__Material provided__.

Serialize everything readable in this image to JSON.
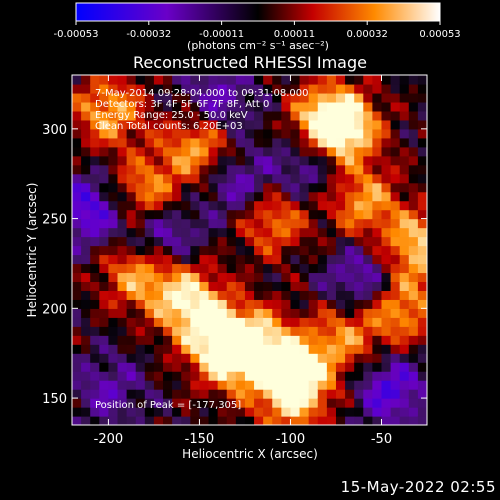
{
  "colorbar": {
    "tick_labels": [
      "-0.00053",
      "-0.00032",
      "-0.00011",
      "0.00011",
      "0.00032",
      "0.00053"
    ],
    "units": "(photons cm⁻² s⁻¹ asec⁻²)",
    "colors": [
      "#0000ff",
      "#6a00c8",
      "#000000",
      "#c40000",
      "#ff8a00",
      "#ffffff"
    ]
  },
  "chart_data": {
    "type": "heatmap",
    "title": "Reconstructed RHESSI Image",
    "xlabel": "Heliocentric X (arcsec)",
    "ylabel": "Heliocentric Y (arcsec)",
    "xlim": [
      -220,
      -25
    ],
    "ylim": [
      135,
      330
    ],
    "xticks": [
      -200,
      -150,
      -100,
      -50
    ],
    "yticks": [
      150,
      200,
      250,
      300
    ],
    "annotations": [
      "7-May-2014 09:28:04.000 to 09:31:08.000",
      "Detectors: 3F 4F 5F 6F 7F 8F, Att 0",
      "Energy Range: 25.0 - 50.0 keV",
      "Clean     Total counts: 6.20E+03"
    ],
    "peak_label": "Position of Peak = [-177,305]",
    "peak": [
      -177,
      305
    ],
    "colorscale_range": [
      -0.00053,
      0.00053
    ],
    "hot_spots": [
      {
        "x": -120,
        "y": 180,
        "intensity": 0.95
      },
      {
        "x": -135,
        "y": 175,
        "intensity": 0.85
      },
      {
        "x": -95,
        "y": 165,
        "intensity": 0.8
      },
      {
        "x": -100,
        "y": 150,
        "intensity": 0.7
      },
      {
        "x": -80,
        "y": 305,
        "intensity": 0.9
      },
      {
        "x": -70,
        "y": 300,
        "intensity": 0.8
      },
      {
        "x": -30,
        "y": 235,
        "intensity": 0.85
      },
      {
        "x": -150,
        "y": 290,
        "intensity": 0.8
      },
      {
        "x": -180,
        "y": 265,
        "intensity": 0.7
      },
      {
        "x": -200,
        "y": 310,
        "intensity": 0.75
      },
      {
        "x": -185,
        "y": 220,
        "intensity": 0.7
      },
      {
        "x": -160,
        "y": 210,
        "intensity": 0.6
      },
      {
        "x": -110,
        "y": 250,
        "intensity": 0.65
      },
      {
        "x": -60,
        "y": 260,
        "intensity": 0.7
      },
      {
        "x": -40,
        "y": 200,
        "intensity": 0.75
      },
      {
        "x": -70,
        "y": 185,
        "intensity": 0.6
      },
      {
        "x": -150,
        "y": 195,
        "intensity": 0.65
      }
    ],
    "cold_spots": [
      {
        "x": -210,
        "y": 255,
        "intensity": -0.7
      },
      {
        "x": -170,
        "y": 240,
        "intensity": -0.6
      },
      {
        "x": -140,
        "y": 315,
        "intensity": -0.5
      },
      {
        "x": -60,
        "y": 215,
        "intensity": -0.6
      },
      {
        "x": -90,
        "y": 280,
        "intensity": -0.5
      },
      {
        "x": -45,
        "y": 155,
        "intensity": -0.65
      },
      {
        "x": -200,
        "y": 155,
        "intensity": -0.4
      },
      {
        "x": -130,
        "y": 270,
        "intensity": -0.55
      }
    ]
  },
  "footer": {
    "date": "15-May-2022 02:55"
  }
}
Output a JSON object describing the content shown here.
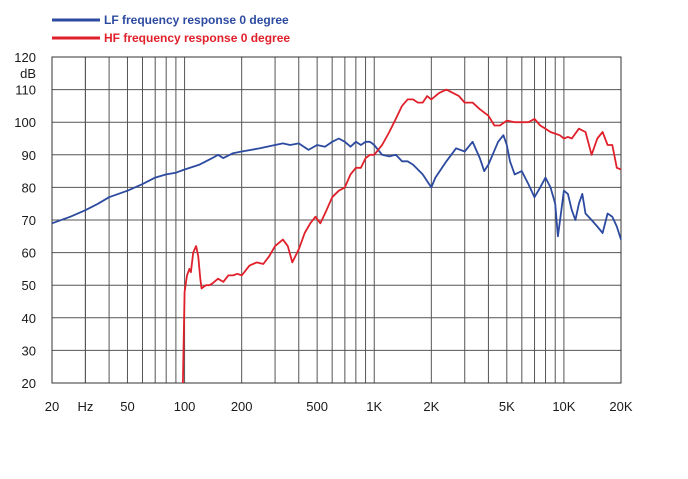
{
  "chart_data": {
    "type": "line",
    "title": "",
    "xlabel": "",
    "ylabel": "",
    "x_scale": "log",
    "xlim": [
      20,
      20000
    ],
    "ylim": [
      20,
      120
    ],
    "grid": true,
    "legend_placement": "top-left",
    "y_unit_label": "dB",
    "x_unit_label": "Hz",
    "y_ticks": [
      {
        "value": 120,
        "label": "120"
      },
      {
        "value": 110,
        "label": "110"
      },
      {
        "value": 100,
        "label": "100"
      },
      {
        "value": 90,
        "label": "90"
      },
      {
        "value": 80,
        "label": "80"
      },
      {
        "value": 70,
        "label": "70"
      },
      {
        "value": 60,
        "label": "60"
      },
      {
        "value": 50,
        "label": "50"
      },
      {
        "value": 40,
        "label": "40"
      },
      {
        "value": 30,
        "label": "30"
      },
      {
        "value": 20,
        "label": "20"
      }
    ],
    "x_ticks": [
      {
        "value": 20,
        "label": "20"
      },
      {
        "value": 50,
        "label": "50"
      },
      {
        "value": 100,
        "label": "100"
      },
      {
        "value": 200,
        "label": "200"
      },
      {
        "value": 500,
        "label": "500"
      },
      {
        "value": 1000,
        "label": "1K"
      },
      {
        "value": 2000,
        "label": "2K"
      },
      {
        "value": 5000,
        "label": "5K"
      },
      {
        "value": 10000,
        "label": "10K"
      },
      {
        "value": 20000,
        "label": "20K"
      }
    ],
    "series": [
      {
        "name": "LF frequency response 0 degree",
        "color": "#2c4aa0",
        "points": [
          [
            20,
            69
          ],
          [
            25,
            71
          ],
          [
            30,
            73
          ],
          [
            35,
            75
          ],
          [
            40,
            77
          ],
          [
            50,
            79
          ],
          [
            60,
            81
          ],
          [
            70,
            83
          ],
          [
            80,
            84
          ],
          [
            90,
            84.5
          ],
          [
            100,
            85.5
          ],
          [
            120,
            87
          ],
          [
            140,
            89
          ],
          [
            150,
            90
          ],
          [
            160,
            89
          ],
          [
            180,
            90.5
          ],
          [
            200,
            91
          ],
          [
            250,
            92
          ],
          [
            300,
            93
          ],
          [
            330,
            93.5
          ],
          [
            360,
            93
          ],
          [
            400,
            93.5
          ],
          [
            450,
            91.5
          ],
          [
            500,
            93
          ],
          [
            550,
            92.5
          ],
          [
            600,
            94
          ],
          [
            650,
            95
          ],
          [
            700,
            94
          ],
          [
            750,
            92.5
          ],
          [
            800,
            94
          ],
          [
            850,
            93
          ],
          [
            900,
            94
          ],
          [
            950,
            94
          ],
          [
            1000,
            93
          ],
          [
            1100,
            90
          ],
          [
            1200,
            89.5
          ],
          [
            1300,
            90
          ],
          [
            1400,
            88
          ],
          [
            1500,
            88
          ],
          [
            1600,
            87
          ],
          [
            1800,
            84
          ],
          [
            2000,
            80
          ],
          [
            2100,
            83
          ],
          [
            2400,
            88
          ],
          [
            2700,
            92
          ],
          [
            3000,
            91
          ],
          [
            3300,
            94
          ],
          [
            3600,
            89
          ],
          [
            3800,
            85
          ],
          [
            4000,
            87
          ],
          [
            4500,
            94
          ],
          [
            4800,
            96
          ],
          [
            5000,
            93
          ],
          [
            5200,
            88
          ],
          [
            5500,
            84
          ],
          [
            6000,
            85
          ],
          [
            6500,
            81
          ],
          [
            7000,
            77
          ],
          [
            7500,
            80
          ],
          [
            8000,
            83
          ],
          [
            8500,
            80
          ],
          [
            9000,
            75
          ],
          [
            9300,
            65
          ],
          [
            9600,
            71
          ],
          [
            10000,
            79
          ],
          [
            10500,
            78
          ],
          [
            11000,
            73
          ],
          [
            11500,
            70
          ],
          [
            12000,
            75
          ],
          [
            12500,
            78
          ],
          [
            13000,
            72
          ],
          [
            14000,
            70
          ],
          [
            15000,
            68
          ],
          [
            16000,
            66
          ],
          [
            17000,
            72
          ],
          [
            18000,
            71
          ],
          [
            19000,
            68
          ],
          [
            20000,
            64
          ]
        ]
      },
      {
        "name": "HF frequency response 0 degree",
        "color": "#e0202a",
        "points": [
          [
            98,
            20
          ],
          [
            100,
            48
          ],
          [
            103,
            53
          ],
          [
            106,
            55
          ],
          [
            108,
            54
          ],
          [
            111,
            60
          ],
          [
            115,
            62
          ],
          [
            118,
            59
          ],
          [
            121,
            52
          ],
          [
            123,
            49
          ],
          [
            126,
            49.5
          ],
          [
            130,
            50
          ],
          [
            135,
            50
          ],
          [
            140,
            50.5
          ],
          [
            150,
            52
          ],
          [
            160,
            51
          ],
          [
            170,
            53
          ],
          [
            180,
            53
          ],
          [
            190,
            53.5
          ],
          [
            200,
            53
          ],
          [
            220,
            56
          ],
          [
            240,
            57
          ],
          [
            260,
            56.5
          ],
          [
            280,
            59
          ],
          [
            300,
            62
          ],
          [
            330,
            64
          ],
          [
            350,
            62
          ],
          [
            370,
            57
          ],
          [
            400,
            61
          ],
          [
            430,
            66
          ],
          [
            460,
            69
          ],
          [
            490,
            71
          ],
          [
            520,
            69
          ],
          [
            560,
            73
          ],
          [
            600,
            77
          ],
          [
            650,
            79
          ],
          [
            700,
            80
          ],
          [
            750,
            84
          ],
          [
            800,
            86
          ],
          [
            850,
            86
          ],
          [
            900,
            89
          ],
          [
            950,
            90
          ],
          [
            1000,
            90
          ],
          [
            1100,
            93
          ],
          [
            1200,
            97
          ],
          [
            1300,
            101
          ],
          [
            1400,
            105
          ],
          [
            1500,
            107
          ],
          [
            1600,
            107
          ],
          [
            1700,
            106
          ],
          [
            1800,
            106
          ],
          [
            1900,
            108
          ],
          [
            2000,
            107
          ],
          [
            2100,
            108
          ],
          [
            2200,
            109
          ],
          [
            2400,
            110
          ],
          [
            2600,
            109
          ],
          [
            2800,
            108
          ],
          [
            3000,
            106
          ],
          [
            3300,
            106
          ],
          [
            3600,
            104
          ],
          [
            4000,
            102
          ],
          [
            4300,
            99
          ],
          [
            4600,
            99
          ],
          [
            5000,
            100.5
          ],
          [
            5500,
            100
          ],
          [
            6000,
            100
          ],
          [
            6500,
            100
          ],
          [
            7000,
            101
          ],
          [
            7500,
            99
          ],
          [
            8000,
            98
          ],
          [
            8500,
            97
          ],
          [
            9000,
            96.5
          ],
          [
            9500,
            96
          ],
          [
            10000,
            95
          ],
          [
            10500,
            95.5
          ],
          [
            11000,
            95
          ],
          [
            12000,
            98
          ],
          [
            13000,
            97
          ],
          [
            14000,
            90
          ],
          [
            15000,
            95
          ],
          [
            16000,
            97
          ],
          [
            17000,
            93
          ],
          [
            18000,
            93
          ],
          [
            19000,
            86
          ],
          [
            20000,
            85.5
          ]
        ]
      }
    ]
  }
}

__Direction__. Pick out each line in the material containing "JSON".

__Task response__.
Serialize everything readable in this image to JSON.
Output a JSON object describing the content shown here.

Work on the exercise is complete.